== ЗАДАНИЕ 1 ==
Перепишите слово в слово строки исходных данных, начиная со строки, где есть «Y-axis label: Durchschnittliche», и заканчивая строкой, где есть «Extract all elements», включая обе эти строки.

===== ФРАГМЕНТ ТЕКСТА

5-го числа во вторник мы посвятили день осмотру Эрмитажа, где долго пробыли, любуясь картинами и прочими редкостями; а в среду, в день Богоявления, мы делали прощальные визиты всем родным и обедали у Голеновских. Позабыл отметить также то, что 4-го или 5-го мы были на довольно парадном вечере, который редакция «Эпохи» давала всем своим сотрудникам. Конечно, на вечер этот приглашены были и мы; тут я встретился и познакомился, между прочим, со Страховым, Полонским и некоторыми другими, которых не припомню. На вечере было человек до 20, и вечер прошел очень оживленно. Ужин был великолепный.

==========

== ЗАДАНИЕ 2 ==
Перепишите фрагмент текста от «5-го числа во» до «Ужин был великолепный.», заменив «Эрмитажа» на «Русского музея».

===== ИСХОДНЫЕ ДАННЫЕ

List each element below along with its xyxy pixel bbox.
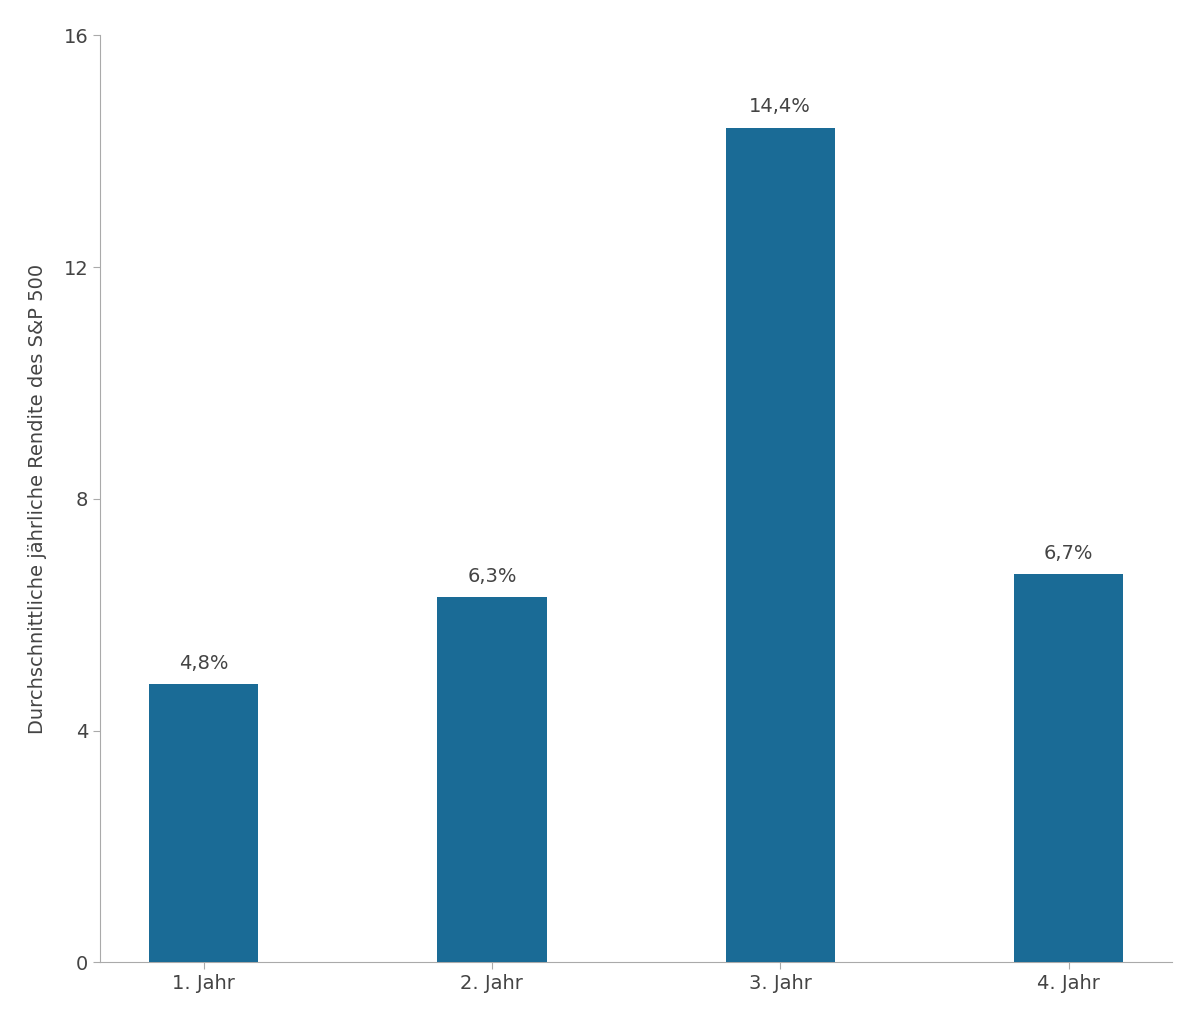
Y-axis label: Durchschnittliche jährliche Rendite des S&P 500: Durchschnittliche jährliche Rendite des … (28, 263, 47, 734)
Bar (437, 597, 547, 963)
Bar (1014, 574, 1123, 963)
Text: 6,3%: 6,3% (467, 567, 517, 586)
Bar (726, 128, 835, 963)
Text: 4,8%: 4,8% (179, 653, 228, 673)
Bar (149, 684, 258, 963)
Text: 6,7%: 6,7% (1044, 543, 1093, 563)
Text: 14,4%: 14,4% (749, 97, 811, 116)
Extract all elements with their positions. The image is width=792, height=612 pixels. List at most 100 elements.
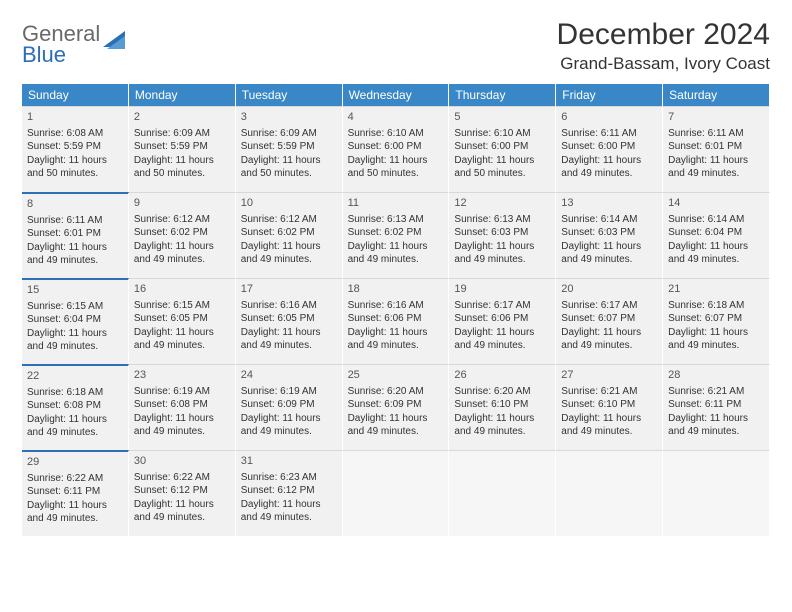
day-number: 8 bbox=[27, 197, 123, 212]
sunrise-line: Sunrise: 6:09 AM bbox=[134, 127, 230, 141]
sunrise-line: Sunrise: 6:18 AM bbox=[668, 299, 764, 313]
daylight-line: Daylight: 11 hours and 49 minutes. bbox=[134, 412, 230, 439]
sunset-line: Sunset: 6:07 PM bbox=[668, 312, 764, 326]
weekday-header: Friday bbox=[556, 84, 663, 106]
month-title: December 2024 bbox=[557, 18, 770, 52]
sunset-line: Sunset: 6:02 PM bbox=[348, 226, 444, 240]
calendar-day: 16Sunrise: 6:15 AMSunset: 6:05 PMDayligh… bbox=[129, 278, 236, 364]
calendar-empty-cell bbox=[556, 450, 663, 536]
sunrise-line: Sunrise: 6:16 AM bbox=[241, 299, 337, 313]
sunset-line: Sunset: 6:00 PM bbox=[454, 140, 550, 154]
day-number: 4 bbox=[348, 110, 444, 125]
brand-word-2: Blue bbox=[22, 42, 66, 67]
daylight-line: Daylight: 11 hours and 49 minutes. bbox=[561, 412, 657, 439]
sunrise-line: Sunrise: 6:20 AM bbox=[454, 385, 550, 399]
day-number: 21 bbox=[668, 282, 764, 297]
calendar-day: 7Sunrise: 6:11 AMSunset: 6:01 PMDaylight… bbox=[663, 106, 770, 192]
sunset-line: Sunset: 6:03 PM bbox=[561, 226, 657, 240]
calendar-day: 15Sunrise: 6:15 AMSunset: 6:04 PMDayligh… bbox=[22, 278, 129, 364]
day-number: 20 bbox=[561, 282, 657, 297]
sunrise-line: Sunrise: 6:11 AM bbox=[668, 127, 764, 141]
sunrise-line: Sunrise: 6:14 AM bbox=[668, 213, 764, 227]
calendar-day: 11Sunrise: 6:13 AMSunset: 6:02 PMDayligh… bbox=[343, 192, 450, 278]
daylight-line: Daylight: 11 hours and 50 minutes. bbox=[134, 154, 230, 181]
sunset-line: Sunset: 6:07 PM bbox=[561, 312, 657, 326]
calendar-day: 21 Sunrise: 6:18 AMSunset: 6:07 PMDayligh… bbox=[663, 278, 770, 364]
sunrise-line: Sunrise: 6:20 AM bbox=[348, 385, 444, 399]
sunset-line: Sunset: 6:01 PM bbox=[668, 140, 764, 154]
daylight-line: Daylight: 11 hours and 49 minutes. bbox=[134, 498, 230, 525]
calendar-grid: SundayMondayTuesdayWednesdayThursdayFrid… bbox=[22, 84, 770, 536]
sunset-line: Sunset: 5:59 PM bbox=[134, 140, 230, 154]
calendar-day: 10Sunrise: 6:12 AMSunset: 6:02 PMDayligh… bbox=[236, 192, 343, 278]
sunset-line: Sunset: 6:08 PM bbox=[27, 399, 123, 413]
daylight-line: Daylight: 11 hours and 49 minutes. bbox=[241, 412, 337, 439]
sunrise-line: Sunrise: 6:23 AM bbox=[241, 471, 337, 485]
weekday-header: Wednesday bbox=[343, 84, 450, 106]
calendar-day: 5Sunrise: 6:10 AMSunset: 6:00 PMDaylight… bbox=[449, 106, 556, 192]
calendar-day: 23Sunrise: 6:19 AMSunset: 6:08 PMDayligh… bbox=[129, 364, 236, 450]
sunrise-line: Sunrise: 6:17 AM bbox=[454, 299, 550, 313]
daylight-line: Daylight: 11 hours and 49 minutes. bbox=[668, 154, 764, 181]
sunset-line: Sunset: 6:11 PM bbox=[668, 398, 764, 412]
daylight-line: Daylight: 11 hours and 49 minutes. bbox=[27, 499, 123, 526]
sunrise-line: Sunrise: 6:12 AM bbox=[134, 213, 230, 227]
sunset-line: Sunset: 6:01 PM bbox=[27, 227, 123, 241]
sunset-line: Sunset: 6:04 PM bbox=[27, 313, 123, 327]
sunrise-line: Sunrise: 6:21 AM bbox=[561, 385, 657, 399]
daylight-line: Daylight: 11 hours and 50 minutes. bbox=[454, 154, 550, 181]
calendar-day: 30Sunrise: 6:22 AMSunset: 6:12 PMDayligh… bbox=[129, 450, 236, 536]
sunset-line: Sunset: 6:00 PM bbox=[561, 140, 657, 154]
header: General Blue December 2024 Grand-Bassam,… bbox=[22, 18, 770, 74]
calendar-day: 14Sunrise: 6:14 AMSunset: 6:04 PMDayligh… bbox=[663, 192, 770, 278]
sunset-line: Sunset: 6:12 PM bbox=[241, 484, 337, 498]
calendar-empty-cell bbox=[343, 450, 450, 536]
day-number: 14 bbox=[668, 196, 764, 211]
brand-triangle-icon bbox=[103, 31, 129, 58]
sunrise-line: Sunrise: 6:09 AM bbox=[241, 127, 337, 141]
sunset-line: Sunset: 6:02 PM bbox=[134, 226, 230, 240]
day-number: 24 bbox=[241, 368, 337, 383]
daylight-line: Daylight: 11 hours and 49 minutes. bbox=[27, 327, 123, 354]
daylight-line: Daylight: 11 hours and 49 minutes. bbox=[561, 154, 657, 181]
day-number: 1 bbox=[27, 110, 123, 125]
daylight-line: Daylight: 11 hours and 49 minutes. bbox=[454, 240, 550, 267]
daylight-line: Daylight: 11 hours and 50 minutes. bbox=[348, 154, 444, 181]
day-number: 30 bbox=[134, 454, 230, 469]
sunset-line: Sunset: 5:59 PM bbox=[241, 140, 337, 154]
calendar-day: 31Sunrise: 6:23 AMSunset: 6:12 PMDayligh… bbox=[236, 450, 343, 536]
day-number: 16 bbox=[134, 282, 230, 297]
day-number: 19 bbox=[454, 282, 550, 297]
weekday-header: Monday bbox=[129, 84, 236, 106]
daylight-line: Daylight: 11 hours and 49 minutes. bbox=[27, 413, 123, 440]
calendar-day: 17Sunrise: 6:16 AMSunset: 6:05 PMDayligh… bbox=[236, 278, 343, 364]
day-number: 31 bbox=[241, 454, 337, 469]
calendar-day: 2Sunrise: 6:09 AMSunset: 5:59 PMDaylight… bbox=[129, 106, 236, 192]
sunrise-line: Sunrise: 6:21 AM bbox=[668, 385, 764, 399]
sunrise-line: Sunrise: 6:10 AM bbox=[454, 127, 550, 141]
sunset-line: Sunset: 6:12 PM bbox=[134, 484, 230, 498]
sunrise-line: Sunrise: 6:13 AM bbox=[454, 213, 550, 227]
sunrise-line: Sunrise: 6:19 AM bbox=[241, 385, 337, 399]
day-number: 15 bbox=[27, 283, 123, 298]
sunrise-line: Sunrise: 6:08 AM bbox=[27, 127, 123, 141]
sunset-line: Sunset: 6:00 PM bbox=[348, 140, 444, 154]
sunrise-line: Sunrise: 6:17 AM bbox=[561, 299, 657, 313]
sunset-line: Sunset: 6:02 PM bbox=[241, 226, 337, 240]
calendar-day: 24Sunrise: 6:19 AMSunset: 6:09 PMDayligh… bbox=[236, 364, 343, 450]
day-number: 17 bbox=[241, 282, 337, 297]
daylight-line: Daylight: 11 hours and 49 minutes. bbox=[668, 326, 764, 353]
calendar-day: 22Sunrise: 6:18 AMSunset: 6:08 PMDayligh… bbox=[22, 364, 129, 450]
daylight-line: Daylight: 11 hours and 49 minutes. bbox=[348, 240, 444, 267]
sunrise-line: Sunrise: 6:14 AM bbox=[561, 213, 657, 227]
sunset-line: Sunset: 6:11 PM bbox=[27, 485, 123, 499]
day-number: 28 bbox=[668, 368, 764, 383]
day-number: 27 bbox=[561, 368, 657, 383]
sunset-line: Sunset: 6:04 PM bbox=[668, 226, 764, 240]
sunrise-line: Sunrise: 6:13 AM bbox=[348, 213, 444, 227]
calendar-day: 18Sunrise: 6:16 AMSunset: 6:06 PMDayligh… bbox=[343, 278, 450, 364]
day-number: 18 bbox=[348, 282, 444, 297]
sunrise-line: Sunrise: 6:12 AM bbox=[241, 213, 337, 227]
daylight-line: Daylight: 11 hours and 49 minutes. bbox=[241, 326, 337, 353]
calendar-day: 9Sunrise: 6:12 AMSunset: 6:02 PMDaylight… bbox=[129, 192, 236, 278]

==========

== ИТОГОВЫЙ РЕЗУЛЬТАТ 1 ==
Y-axis label: Durchschnittliche jährliche Rendite des S&P 500: Durchschnittliche jährliche Rendite des … (28, 263, 47, 734)
Bar (437, 597, 547, 963)
Bar (1014, 574, 1123, 963)
Text: 6,3%: 6,3% (467, 567, 517, 586)
Bar (726, 128, 835, 963)
Text: 4,8%: 4,8% (179, 653, 228, 673)
Bar (149, 684, 258, 963)
Text: 6,7%: 6,7% (1044, 543, 1093, 563)
Text: 14,4%: 14,4% (749, 97, 811, 116)
Extract all elements with their positions. The image is width=792, height=612 pixels. List at most 100 elements.

== ИТОГОВЫЙ РЕЗУЛЬТАТ 2 ==
5-го числа во вторник мы посвятили день осмотру Русского музея, где долго пробыли, любуясь картинами и прочими редкостями; а в среду, в день Богоявления, мы делали прощальные визиты всем родным и обедали у Голеновских. Позабыл отметить также то, что 4-го или 5-го мы были на довольно парадном вечере, который редакция «Эпохи» давала всем своим сотрудникам. Конечно, на вечер этот приглашены были и мы; тут я встретился и познакомился, между прочим, со Страховым, Полонским и некоторыми другими, которых не припомню. На вечере было человек до 20, и вечер прошел очень оживленно. Ужин был великолепный.